**Do this:** Restate the data exactly as given and keep the pictures out.

**Information shown:**
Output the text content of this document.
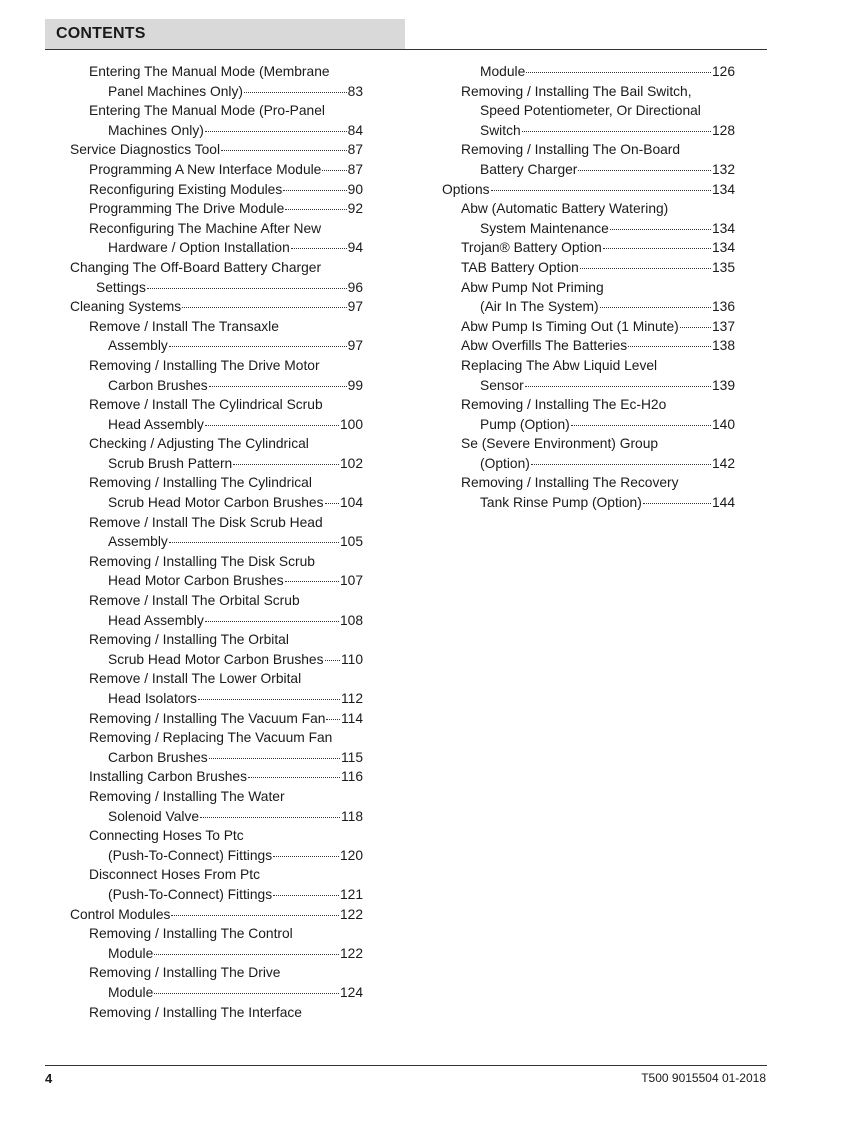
CONTENTS
Entering The Manual Mode (Membrane
Panel Machines Only)	83
Entering The Manual Mode (Pro-Panel
Machines Only)	84
Service Diagnostics Tool	87
Programming A New Interface Module 87
Reconfiguring Existing Modules	90
Programming The Drive Module	92
Reconfiguring The Machine After New
Hardware / Option Installation	94
Changing The Off-Board Battery Charger
Settings	96
Cleaning Systems	97
Remove / Install The Transaxle
Assembly	97
Removing / Installing The Drive Motor
Carbon Brushes	99
Remove / Install The Cylindrical Scrub
Head Assembly	100
Checking / Adjusting The Cylindrical
Scrub Brush Pattern	102
Removing / Installing The Cylindrical
Scrub Head Motor Carbon Brushes 104
Remove / Install The Disk Scrub Head
Assembly	105
Removing / Installing The Disk Scrub
Head Motor Carbon Brushes	107
Remove / Install The Orbital Scrub
Head Assembly	108
Removing / Installing The Orbital
Scrub Head Motor Carbon Brushes 110
Remove / Install The Lower Orbital
Head Isolators	112
Removing / Installing The Vacuum Fan 114
Removing / Replacing The Vacuum Fan
Carbon Brushes	115
Installing Carbon Brushes	116
Removing / Installing The Water
Solenoid Valve	118
Connecting Hoses To Ptc
(Push-To-Connect) Fittings	120
Disconnect Hoses From Ptc
(Push-To-Connect) Fittings	121
Control Modules	122
Removing / Installing The Control
Module	122
Removing / Installing The Drive
Module	124
Removing / Installing The Interface
Module	126
Removing / Installing The Bail Switch,
Speed Potentiometer, Or Directional
Switch	128
Removing / Installing The On-Board
Battery Charger	132
Options	134
Abw (Automatic Battery Watering)
System Maintenance	134
Trojan® Battery Option	134
TAB Battery Option	135
Abw Pump Not Priming
(Air In The System)	136
Abw Pump Is Timing Out (1 Minute) 137
Abw Overfills The Batteries	138
Replacing The Abw Liquid Level
Sensor	139
Removing / Installing The Ec-H2o
Pump (Option)	140
Se (Severe Environment) Group
(Option)	142
Removing / Installing The Recovery
Tank Rinse Pump (Option)	144
4	T500 9015504 01-2018
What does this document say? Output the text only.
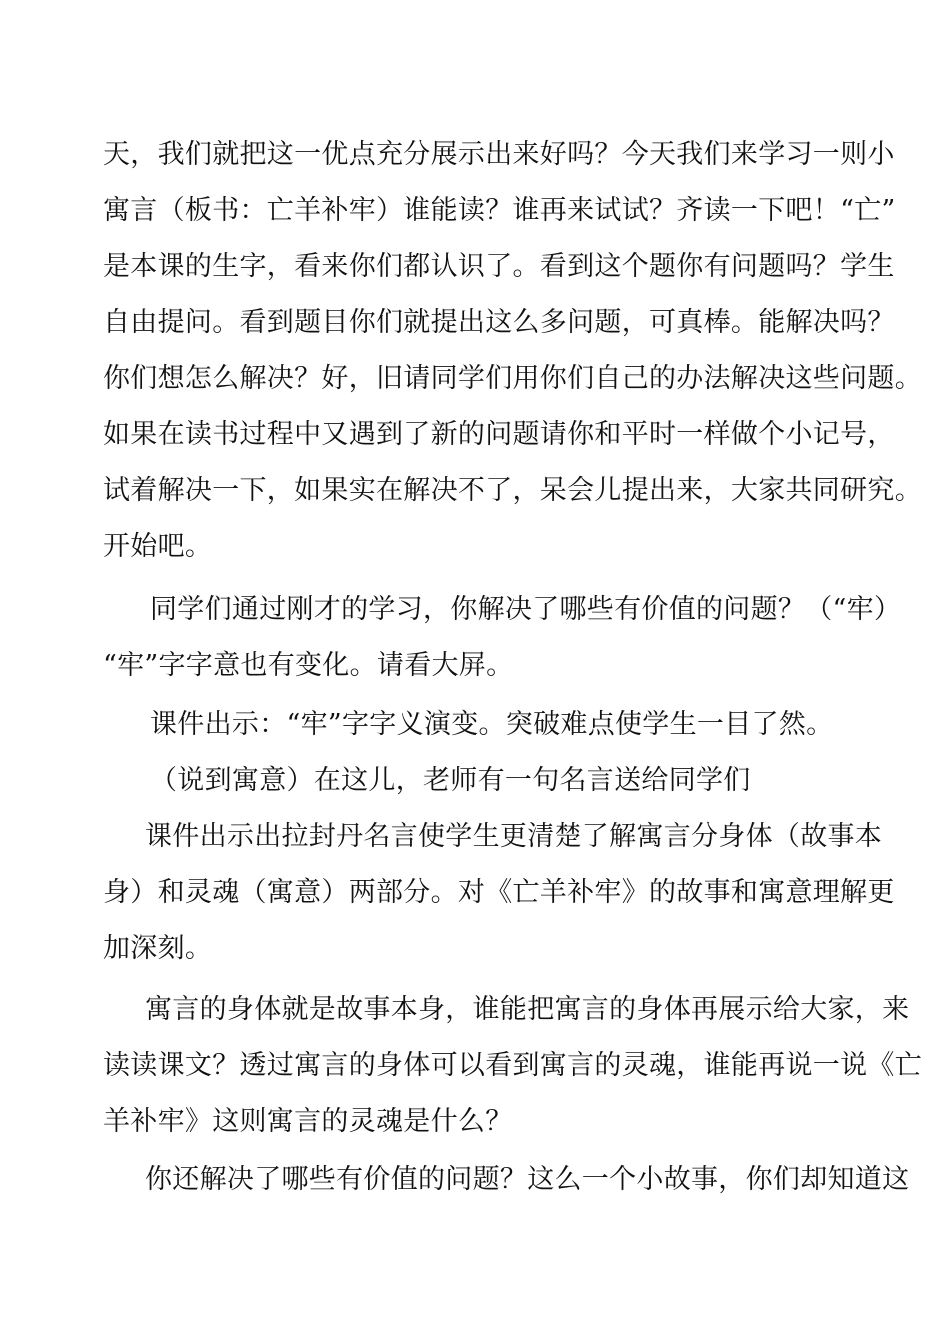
天，我们就把这一优点充分展示出来好吗？今天我们来学习一则小
寓言（板书：亡羊补牢）谁能读？谁再来试试？齐读一下吧！“亡”
是本课的生字，看来你们都认识了。看到这个题你有问题吗？学生
自由提问。看到题目你们就提出这么多问题，可真棒。能解决吗？
你们想怎么解决？好，旧请同学们用你们自己的办法解决这些问题。
如果在读书过程中又遇到了新的问题请你和平时一样做个小记号，
试着解决一下，如果实在解决不了，呆会儿提出来，大家共同研究。
开始吧。
同学们通过刚才的学习，你解决了哪些有价值的问题？（“牢）
“牢”字字意也有变化。请看大屏。
课件出示：“牢”字字义演变。突破难点使学生一目了然。
（说到寓意）在这儿，老师有一句名言送给同学们
课件出示出拉封丹名言使学生更清楚了解寓言分身体（故事本
身）和灵魂（寓意）两部分。对《亡羊补牢》的故事和寓意理解更
加深刻。
寓言的身体就是故事本身，谁能把寓言的身体再展示给大家，来
读读课文？透过寓言的身体可以看到寓言的灵魂，谁能再说一说《亡
羊补牢》这则寓言的灵魂是什么？
你还解决了哪些有价值的问题？这么一个小故事，你们却知道这
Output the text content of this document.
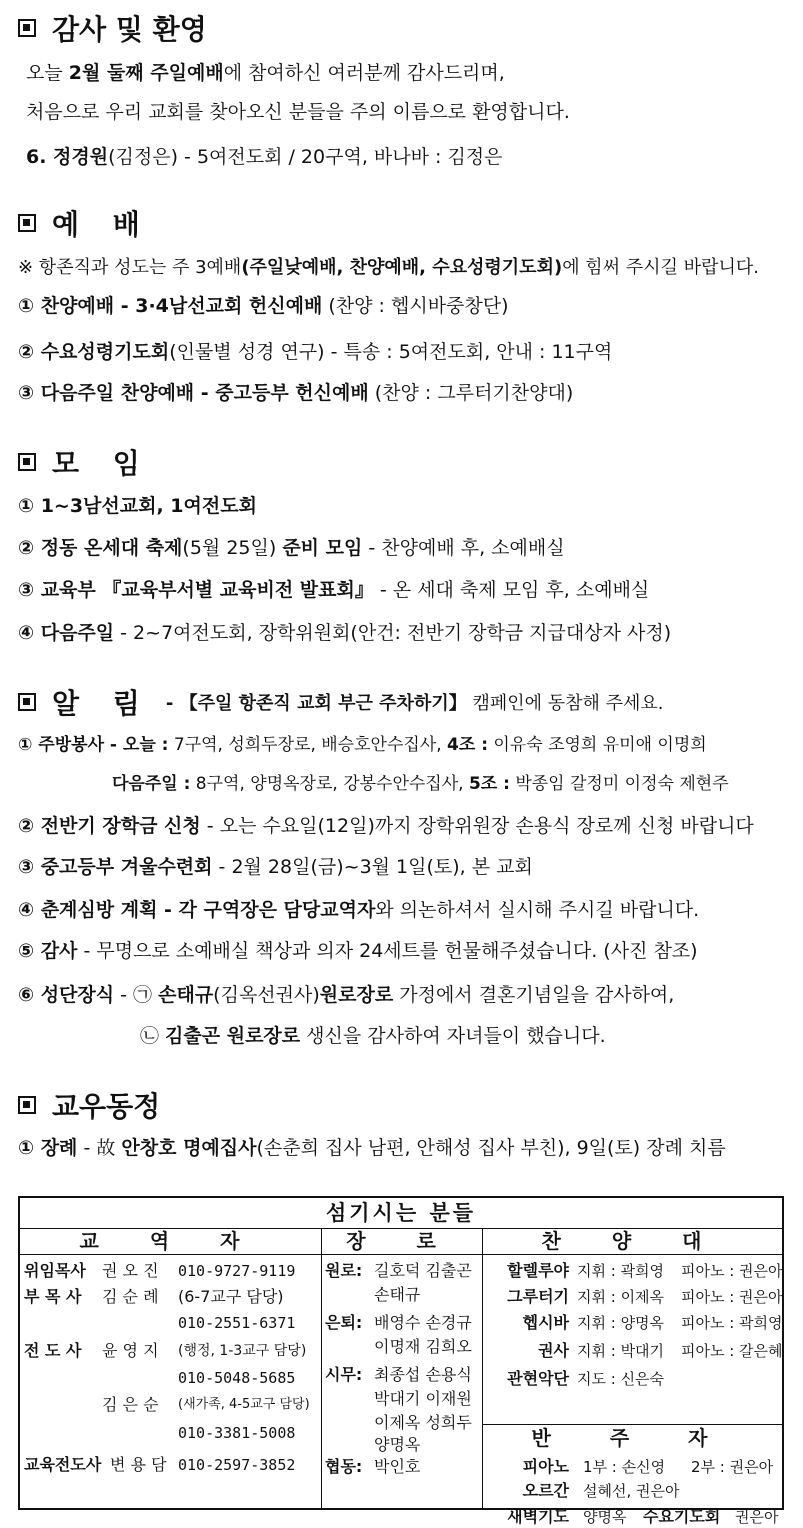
감사 및 환영
오늘 2월 둘째 주일예배에 참여하신 여러분께 감사드리며,
처음으로 우리 교회를 찾아오신 분들을 주의 이름으로 환영합니다.
6. 정경원(김정은) - 5여전도회 / 20구역, 바나바 : 김정은
예 배
※ 항존직과 성도는 주 3예배(주일낮예배, 찬양예배, 수요성령기도회)에 힘써 주시길 바랍니다.
① 찬양예배 - 3·4남선교회 헌신예배 (찬양 : 헵시바중창단)
② 수요성령기도회(인물별 성경 연구) - 특송 : 5여전도회, 안내 : 11구역
③ 다음주일 찬양예배 - 중고등부 헌신예배 (찬양 : 그루터기찬양대)
모 임
① 1~3남선교회, 1여전도회
② 정동 온세대 축제(5월 25일) 준비 모임 - 찬양예배 후, 소예배실
③ 교육부 『교육부서별 교육비전 발표회』 - 온 세대 축제 모임 후, 소예배실
④ 다음주일 - 2~7여전도회, 장학위원회(안건: 전반기 장학금 지급대상자 사정)
알 림 - 【주일 항존직 교회 부근 주차하기】 캠페인에 동참해 주세요.
① 주방봉사 - 오늘 : 7구역, 성희두장로, 배승호안수집사, 4조 : 이유숙 조영희 유미애 이명희
다음주일 : 8구역, 양명옥장로, 강봉수안수집사, 5조 : 박종임 갈정미 이정숙 제현주
② 전반기 장학금 신청 - 오는 수요일(12일)까지 장학위원장 손용식 장로께 신청 바랍니다
③ 중고등부 겨울수련회 - 2월 28일(금)~3월 1일(토), 본 교회
④ 춘계심방 계획 - 각 구역장은 담당교역자와 의논하셔서 실시해 주시길 바랍니다.
⑤ 감사 - 무명으로 소예배실 책상과 의자 24세트를 헌물해주셨습니다. (사진 참조)
⑥ 성단장식 - ㉠ 손태규(김옥선권사)원로장로 가정에서 결혼기념일을 감사하여,
㉡ 김출곤 원로장로 생신을 감사하여 자녀들이 했습니다.
교우동정
① 장례 - 故 안창호 명예집사(손춘희 집사 남편, 안해성 집사 부친), 9일(토) 장례 치름
섬기시는 분들
교 역 자
위임목사 권 오 진 010-9727-9119
부 목 사 김 순 례 (6-7교구 담당)
010-2551-6371
전 도 사 윤 영 지 (행정, 1-3교구 담당)
010-5048-5685
김 은 순 (새가족, 4-5교구 담당)
010-3381-5008
교육전도사 변 용 담 010-2597-3852
장 로
원로: 길호덕 김출곤
손태규
은퇴: 배영수 손경규
이명재 김희오
시무: 최종섭 손용식
박대기 이재원
이제옥 성희두
양명옥
협동: 박인호
찬 양 대
할렐루야 지휘 : 곽희영 피아노 : 권은아
그루터기 지휘 : 이제옥 피아노 : 권은아
헵시바 지휘 : 양명옥 피아노 : 곽희영
권사 지휘 : 박대기 피아노 : 갈은혜
관현악단 지도 : 신은숙
반 주 자
피아노 1부 : 손신영 2부 : 권은아
오르간 설혜선, 권은아
새벽기도 양명옥 수요기도회 권은아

**Exercise answer:**
Output the text content of this document.
CONTENTS
Entering The Manual Mode (Membrane
Panel Machines Only)	83
Entering The Manual Mode (Pro-Panel
Machines Only)	84
Service Diagnostics Tool	87
Programming A New Interface Module 87
Reconfiguring Existing Modules	90
Programming The Drive Module	92
Reconfiguring The Machine After New
Hardware / Option Installation	94
Changing The Off-Board Battery Charger
Settings	96
Cleaning Systems	97
Remove / Install The Transaxle
Assembly	97
Removing / Installing The Drive Motor
Carbon Brushes	99
Remove / Install The Cylindrical Scrub
Head Assembly	100
Checking / Adjusting The Cylindrical
Scrub Brush Pattern	102
Removing / Installing The Cylindrical
Scrub Head Motor Carbon Brushes 104
Remove / Install The Disk Scrub Head
Assembly	105
Removing / Installing The Disk Scrub
Head Motor Carbon Brushes	107
Remove / Install The Orbital Scrub
Head Assembly	108
Removing / Installing The Orbital
Scrub Head Motor Carbon Brushes 110
Remove / Install The Lower Orbital
Head Isolators	112
Removing / Installing The Vacuum Fan 114
Removing / Replacing The Vacuum Fan
Carbon Brushes	115
Installing Carbon Brushes	116
Removing / Installing The Water
Solenoid Valve	118
Connecting Hoses To Ptc
(Push-To-Connect) Fittings	120
Disconnect Hoses From Ptc
(Push-To-Connect) Fittings	121
Control Modules	122
Removing / Installing The Control
Module	122
Removing / Installing The Drive
Module	124
Removing / Installing The Interface
Module	126
Removing / Installing The Bail Switch,
Speed Potentiometer, Or Directional
Switch	128
Removing / Installing The On-Board
Battery Charger	132
Options	134
Abw (Automatic Battery Watering)
System Maintenance	134
Trojan® Battery Option	134
TAB Battery Option	135
Abw Pump Not Priming
(Air In The System)	136
Abw Pump Is Timing Out (1 Minute) 137
Abw Overfills The Batteries	138
Replacing The Abw Liquid Level
Sensor	139
Removing / Installing The Ec-H2o
Pump (Option)	140
Se (Severe Environment) Group
(Option)	142
Removing / Installing The Recovery
Tank Rinse Pump (Option)	144
4	T500 9015504 01-2018
What does this document say? Output the text only.
天，我们就把这一优点充分展示出来好吗？今天我们来学习一则小
寓言（板书：亡羊补牢）谁能读？谁再来试试？齐读一下吧！“亡”
是本课的生字，看来你们都认识了。看到这个题你有问题吗？学生
自由提问。看到题目你们就提出这么多问题，可真棒。能解决吗？
你们想怎么解决？好，旧请同学们用你们自己的办法解决这些问题。
如果在读书过程中又遇到了新的问题请你和平时一样做个小记号，
试着解决一下，如果实在解决不了，呆会儿提出来，大家共同研究。
开始吧。
同学们通过刚才的学习，你解决了哪些有价值的问题？（“牢）
“牢”字字意也有变化。请看大屏。
课件出示：“牢”字字义演变。突破难点使学生一目了然。
（说到寓意）在这儿，老师有一句名言送给同学们
课件出示出拉封丹名言使学生更清楚了解寓言分身体（故事本
身）和灵魂（寓意）两部分。对《亡羊补牢》的故事和寓意理解更
加深刻。
寓言的身体就是故事本身，谁能把寓言的身体再展示给大家，来
读读课文？透过寓言的身体可以看到寓言的灵魂，谁能再说一说《亡
羊补牢》这则寓言的灵魂是什么？
你还解决了哪些有价值的问题？这么一个小故事，你们却知道这
Output the text content of this document.
감사 및 환영
오늘 2월 둘째 주일예배에 참여하신 여러분께 감사드리며,
처음으로 우리 교회를 찾아오신 분들을 주의 이름으로 환영합니다.
6. 정경원(김정은) - 5여전도회 / 20구역, 바나바 : 김정은
예 배
※ 항존직과 성도는 주 3예배(주일낮예배, 찬양예배, 수요성령기도회)에 힘써 주시길 바랍니다.
① 찬양예배 - 3·4남선교회 헌신예배 (찬양 : 헵시바중창단)
② 수요성령기도회(인물별 성경 연구) - 특송 : 5여전도회, 안내 : 11구역
③ 다음주일 찬양예배 - 중고등부 헌신예배 (찬양 : 그루터기찬양대)
모 임
① 1~3남선교회, 1여전도회
② 정동 온세대 축제(5월 25일) 준비 모임 - 찬양예배 후, 소예배실
③ 교육부 『교육부서별 교육비전 발표회』 - 온 세대 축제 모임 후, 소예배실
④ 다음주일 - 2~7여전도회, 장학위원회(안건: 전반기 장학금 지급대상자 사정)
알 림 - 【주일 항존직 교회 부근 주차하기】 캠페인에 동참해 주세요.
① 주방봉사 - 오늘 : 7구역, 성희두장로, 배승호안수집사, 4조 : 이유숙 조영희 유미애 이명희
다음주일 : 8구역, 양명옥장로, 강봉수안수집사, 5조 : 박종임 갈정미 이정숙 제현주
② 전반기 장학금 신청 - 오는 수요일(12일)까지 장학위원장 손용식 장로께 신청 바랍니다
③ 중고등부 겨울수련회 - 2월 28일(금)~3월 1일(토), 본 교회
④ 춘계심방 계획 - 각 구역장은 담당교역자와 의논하셔서 실시해 주시길 바랍니다.
⑤ 감사 - 무명으로 소예배실 책상과 의자 24세트를 헌물해주셨습니다. (사진 참조)
⑥ 성단장식 - ㉠ 손태규(김옥선권사)원로장로 가정에서 결혼기념일을 감사하여,
㉡ 김출곤 원로장로 생신을 감사하여 자녀들이 했습니다.
교우동정
① 장례 - 故 안창호 명예집사(손춘희 집사 남편, 안해성 집사 부친), 9일(토) 장례 치름
섬기시는 분들
교 역 자
위임목사 권 오 진 010-9727-9119
부 목 사 김 순 례 (6-7교구 담당)
010-2551-6371
전 도 사 윤 영 지 (행정, 1-3교구 담당)
010-5048-5685
김 은 순 (새가족, 4-5교구 담당)
010-3381-5008
교육전도사 변 용 담 010-2597-3852
장 로
원로: 길호덕 김출곤
손태규
은퇴: 배영수 손경규
이명재 김희오
시무: 최종섭 손용식
박대기 이재원
이제옥 성희두
양명옥
협동: 박인호
찬 양 대
할렐루야 지휘 : 곽희영 피아노 : 권은아
그루터기 지휘 : 이제옥 피아노 : 권은아
헵시바 지휘 : 양명옥 피아노 : 곽희영
권사 지휘 : 박대기 피아노 : 갈은혜
관현악단 지도 : 신은숙
반 주 자
피아노 1부 : 손신영 2부 : 권은아
오르간 설혜선, 권은아
새벽기도 양명옥 수요기도회 권은아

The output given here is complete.